Document segment »
Game Jolt hosts both physical and virtual events to entertain and prank its users, which consists of the following:

| Year | Event name | Location |
|---|---|---|
| 2016 | Game Jolt Develop: Party! | Brighton, United Kingdom |
| 2018 | The Other Party at GDC by Game Jolt, DreamHack, Devolver Digital, Good Shepherd | San Francisco, California, USA |
| 2019 | Indiepocalypse at GDC by Game Jolt, Devolver Digital, Good Shepherd and DreamHack | San Francisco, California, USA |
| 2019 | Indie Forest PAX West Party by Game Jolt, DreamHack and Devolver Digital | Seattle, Washington, USA |

==History==
Game Jolt has supported independent creators with a central platform to manage their content and communities since its start in 2003. David DeCarmine began development of Game Jolt at the age of 14 for a group of hobbyists, making games and sharing on forums in an early iteration known as Holo World. The original intention was to create a platform for gamers where new games could be discoverable and quickly playable, and where feedback could be provided directly to the creators, allowing them to continue improving their games.

In 2008, Game Jolt was registered as an LLC, then incorporated as Game Jolt Inc. in September 2020.

A new site launched in 2015 featuring a responsive design, automated curation for both games and game news articles which weighs how recent a game was uploaded and how popular it is ("hot") and filtering options on game listings for platform, maturity rating and development status.

The problem »
Please write what comes next in the text about Game Jolt, starting after its last sentence. None of the items matter for this.

Supplied entries »
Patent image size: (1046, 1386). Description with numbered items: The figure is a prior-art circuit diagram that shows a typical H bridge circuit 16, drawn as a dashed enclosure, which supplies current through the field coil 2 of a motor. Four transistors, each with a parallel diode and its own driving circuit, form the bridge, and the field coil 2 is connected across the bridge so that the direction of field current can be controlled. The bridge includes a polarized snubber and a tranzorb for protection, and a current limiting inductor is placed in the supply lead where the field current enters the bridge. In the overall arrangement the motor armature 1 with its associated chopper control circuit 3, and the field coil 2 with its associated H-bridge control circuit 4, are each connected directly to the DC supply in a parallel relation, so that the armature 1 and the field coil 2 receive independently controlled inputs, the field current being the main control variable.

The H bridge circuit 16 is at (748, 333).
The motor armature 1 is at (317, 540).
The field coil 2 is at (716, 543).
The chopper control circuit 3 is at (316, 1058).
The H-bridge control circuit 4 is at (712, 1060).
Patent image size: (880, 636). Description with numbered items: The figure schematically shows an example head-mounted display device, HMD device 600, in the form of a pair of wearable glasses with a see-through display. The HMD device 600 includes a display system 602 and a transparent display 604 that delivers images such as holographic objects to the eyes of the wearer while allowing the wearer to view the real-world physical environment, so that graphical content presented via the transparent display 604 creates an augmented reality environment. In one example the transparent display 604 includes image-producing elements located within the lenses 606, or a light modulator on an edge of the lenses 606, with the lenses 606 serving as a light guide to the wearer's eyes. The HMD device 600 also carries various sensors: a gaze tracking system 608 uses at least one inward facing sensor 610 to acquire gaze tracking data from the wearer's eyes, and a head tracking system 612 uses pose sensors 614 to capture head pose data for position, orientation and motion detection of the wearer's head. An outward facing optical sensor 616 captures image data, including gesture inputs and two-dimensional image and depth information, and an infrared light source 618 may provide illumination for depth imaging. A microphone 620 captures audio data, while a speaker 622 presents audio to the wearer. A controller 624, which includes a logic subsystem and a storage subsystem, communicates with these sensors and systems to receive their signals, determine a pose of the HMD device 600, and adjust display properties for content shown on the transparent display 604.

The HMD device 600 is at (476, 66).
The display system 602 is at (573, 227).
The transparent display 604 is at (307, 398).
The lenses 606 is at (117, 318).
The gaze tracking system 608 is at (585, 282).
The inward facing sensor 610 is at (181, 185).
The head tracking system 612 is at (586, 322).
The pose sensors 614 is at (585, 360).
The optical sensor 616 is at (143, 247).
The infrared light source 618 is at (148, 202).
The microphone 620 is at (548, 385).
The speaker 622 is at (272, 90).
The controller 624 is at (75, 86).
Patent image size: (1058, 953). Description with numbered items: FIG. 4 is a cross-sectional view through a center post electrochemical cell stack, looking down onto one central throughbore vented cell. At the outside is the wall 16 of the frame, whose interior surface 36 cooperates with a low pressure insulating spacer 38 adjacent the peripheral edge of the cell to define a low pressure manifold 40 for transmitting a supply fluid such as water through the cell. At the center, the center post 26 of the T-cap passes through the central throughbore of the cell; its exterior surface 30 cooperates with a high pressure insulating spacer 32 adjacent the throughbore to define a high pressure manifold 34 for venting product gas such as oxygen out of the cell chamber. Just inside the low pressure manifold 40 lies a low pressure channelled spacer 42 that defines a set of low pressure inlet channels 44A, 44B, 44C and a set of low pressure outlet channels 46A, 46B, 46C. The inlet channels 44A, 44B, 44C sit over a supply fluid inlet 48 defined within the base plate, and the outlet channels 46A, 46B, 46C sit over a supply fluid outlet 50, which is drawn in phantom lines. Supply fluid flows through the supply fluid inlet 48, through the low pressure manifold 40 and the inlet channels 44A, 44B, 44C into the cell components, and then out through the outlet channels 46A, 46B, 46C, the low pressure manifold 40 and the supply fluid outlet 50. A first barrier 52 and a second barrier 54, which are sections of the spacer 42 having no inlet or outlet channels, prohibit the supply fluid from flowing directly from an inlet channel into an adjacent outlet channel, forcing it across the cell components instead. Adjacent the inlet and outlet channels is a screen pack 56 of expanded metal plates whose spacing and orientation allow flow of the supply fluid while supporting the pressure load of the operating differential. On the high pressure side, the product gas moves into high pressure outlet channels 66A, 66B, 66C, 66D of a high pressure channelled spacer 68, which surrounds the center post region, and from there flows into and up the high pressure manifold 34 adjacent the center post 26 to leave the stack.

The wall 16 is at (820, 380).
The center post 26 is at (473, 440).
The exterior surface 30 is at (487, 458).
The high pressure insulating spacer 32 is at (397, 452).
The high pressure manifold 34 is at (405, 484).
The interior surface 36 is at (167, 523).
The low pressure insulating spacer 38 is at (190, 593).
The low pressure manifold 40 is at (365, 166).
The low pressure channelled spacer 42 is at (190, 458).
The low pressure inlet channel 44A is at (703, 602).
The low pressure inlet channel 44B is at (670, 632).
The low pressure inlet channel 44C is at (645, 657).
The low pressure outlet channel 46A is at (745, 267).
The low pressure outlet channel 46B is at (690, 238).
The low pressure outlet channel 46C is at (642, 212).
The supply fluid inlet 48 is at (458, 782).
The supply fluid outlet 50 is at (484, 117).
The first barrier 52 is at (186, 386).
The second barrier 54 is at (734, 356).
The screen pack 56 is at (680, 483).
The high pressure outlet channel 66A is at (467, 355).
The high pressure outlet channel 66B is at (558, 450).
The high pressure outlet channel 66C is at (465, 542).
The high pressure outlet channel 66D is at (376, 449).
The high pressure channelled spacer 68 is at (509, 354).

Reply »
In March 2022, Game Jolt launched a mobile application simultaneously on the Google Play Store and Apple App Store targeted at Gen Z gamers and creators. While in beta, the mobile app had 100,000 installs pre-launch.

===Game store===
Game Jolt continues to host a large library of independent games. Game developers can upload their games directly to the site to share or sell.

They would allow distribution for downloadable games, later adding support for Adobe Flash, Unity and Java games which allowed support for browser based games. In February 2013, Game Jolt built support for browser-based HTML5 games as well. A user levelling system was released into public beta in April 2013, incorporating the GJAPI trophies and highscores, as well as site activity, to generate 'EXP' (experience points).

Game Jolt Jams released in early 2014 as a service to allow users to create their own game jams that integrated with the main site.

In April 2016, an online marketplace was announced and released the following month with an exclusive set of game titles, including Bendy and the Ink Machine, allowing developers to sell their games on the site.

In January 2016, Game Jolt released source code of the client and site's front end on GitHub under MIT license.

In January 2022, Game Jolt banned adult games from appearing on the site, stating in an email to developers that the site had become a "social media platform" and they "had to make decisions around the direction and future of the brand which has now included the removal of hosted games with explicitly adult content." In response to a tweet by Itch.io saying the site is not for prudes, they wrote in their own tweet: "Game Jolt is a platform with a large audience of 13-16 year olds. Our users asked us to clean up, so here we are."

==Investments==
After bootstrapping Game Jolt with revenue earned from ads on the website for years, the DeCarmines secured venture capital in 2020 from SoftBank, doing so again in 2021 from founders of Twitch, Rec Room, Modio and more.